PROBLEM DETAILS: From the entries that follow, gather each line holding the word "Skid".

|---|

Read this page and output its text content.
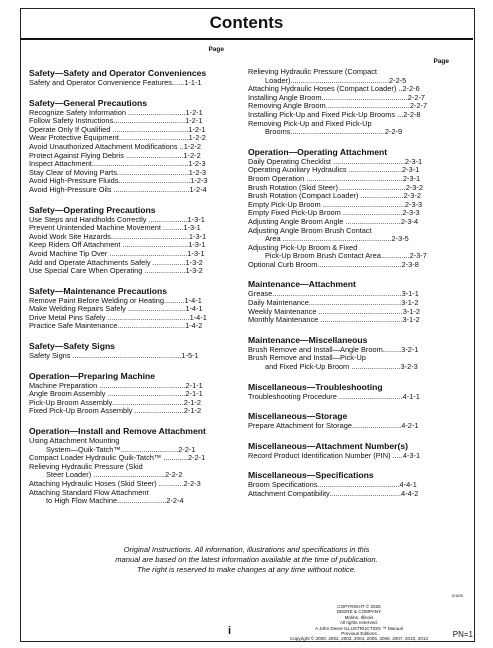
Contents
Page
Safety—Safety and Operator Conveniences
Safety and Operator Convenience Features......1-1-1
Safety—General Precautions
Recognize Safety Information ............................1-2-1
Follow Safety Instructions...................................1-2-1
Operate Only If Qualified .....................................1-2-1
Wear Protective Equipment..................................1-2-2
Avoid Unauthorized Attachment Modifications ..1-2-2
Protect Against Flying Debris ............................1-2-2
Inspect Attachment...............................................1-2-3
Stay Clear of Moving Parts...................................1-2-3
Avoid High-Pressure Fluids...................................1-2-3
Avoid High-Pressure Oils .....................................1-2-4
Safety—Operating Precautions
Use Steps and Handholds Correctly ...................1-3-1
Prevent Unintended Machine Movement ..........1-3-1
Avoid Work Site Hazards......................................1-3-1
Keep Riders Off Attachment ................................1-3-1
Avoid Machine Tip Over ......................................1-3-1
Add and Operate Attachments Safely ................1-3-2
Use Special Care When Operating ....................1-3-2
Safety—Maintenance Precautions
Remove Paint Before Welding or Heating..........1-4-1
Make Welding Repairs Safely ............................1-4-1
Drive Metal Pins Safely ........................................1-4-1
Practice Safe Maintenance.................................1-4-2
Safety—Safety Signs
Safety Signs .....................................................1-5-1
Operation—Preparing Machine
Machine Preparation ..........................................2-1-1
Angle Broom Assembly ......................................2-1-1
Pick-Up Broom Assembly...................................2-1-2
Fixed Pick-Up Broom Assembly ........................2-1-2
Operation—Install and Remove Attachment
Using Attachment Mounting
System—Quik-Tatch™............................2-2-1
Compact Loader Hydraulic Quik-Tatch™ ............2-2-1
Relieving Hydraulic Pressure (Skid
Steer Loader) ...................................2-2-2
Attaching Hydraulic Hoses (Skid Steer) ............2-2-3
Attaching Standard Flow Attachment
to High Flow Machine........................2-2-4
Page
Relieving Hydraulic Pressure (Compact
Loader)................................................2-2-5
Attaching Hydraulic Hoses (Compact Loader) ..2-2-6
Installing Angle Broom..........................................2-2-7
Removing Angle Broom.........................................2-2-7
Installing Pick-Up and Fixed Pick-Up Brooms ...2-2-8
Removing Pick-Up and Fixed Pick-Up
Brooms..............................................2-2-9
Operation—Operating Attachment
Daily Operating Checklist ...................................2-3-1
Operating Auxiliary Hydraulics ..........................2-3-1
Broom Operation ...............................................2-3-1
Brush Rotation (Skid Steer).................................2-3-2
Brush Rotation (Compact Loader) .....................2-3-2
Empty Pick-Up Broom ........................................2-3-3
Empty Fixed Pick-Up Broom .............................2-3-3
Adjusting Angle Broom Angle ...........................2-3-4
Adjusting Angle Broom Brush Contact
Area .....................................................2-3-5
Adjusting Pick-Up Broom & Fixed
Pick-Up Broom Brush Contact Area..............2-3-7
Optional Curb Broom.........................................2-3-8
Maintenance—Attachment
Grease...............................................................3-1-1
Daily Maintenance.............................................3-1-2
Weekly Maintenance .........................................3-1-2
Monthly Maintenance ........................................3-1-2
Maintenance—Miscellaneous
Brush Remove and Install—Angle Broom.........3-2-1
Brush Remove and Install—Pick-Up
and Fixed Pick-Up Broom ........................3-2-3
Miscellaneous—Troubleshooting
Troubleshooting Procedure ...............................4-1-1
Miscellaneous—Storage
Prepare Attachment for Storage........................4-2-1
Miscellaneous—Attachment Number(s)
Record Product Identification Number (PIN) .....4-3-1
Miscellaneous—Specifications
Broom Specifications........................................4-4-1
Attachment Compatibility...................................4-4-2
Original Instructions. All information, illustrations and specifications in this
manual are based on the latest information available at the time of publication.
The right is reserved to make changes at any time without notice.
101625
COPYRIGHT © 2025
DEERE & COMPANY
Moline, Illinois
All rights reserved.
A John Deere ILLUSTRUCTION ™ Manual
Previous Editions
Copyright © 2000, 2002, 2003, 2004, 2005, 2006, 2007, 2010, 2013
i	PN=1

|---|

TASK SOLUTION:
Relieving Hydraulic Pressure (Skid
Attaching Hydraulic Hoses (Skid Steer) ............2-2-3
Brush Rotation (Skid Steer).................................2-3-2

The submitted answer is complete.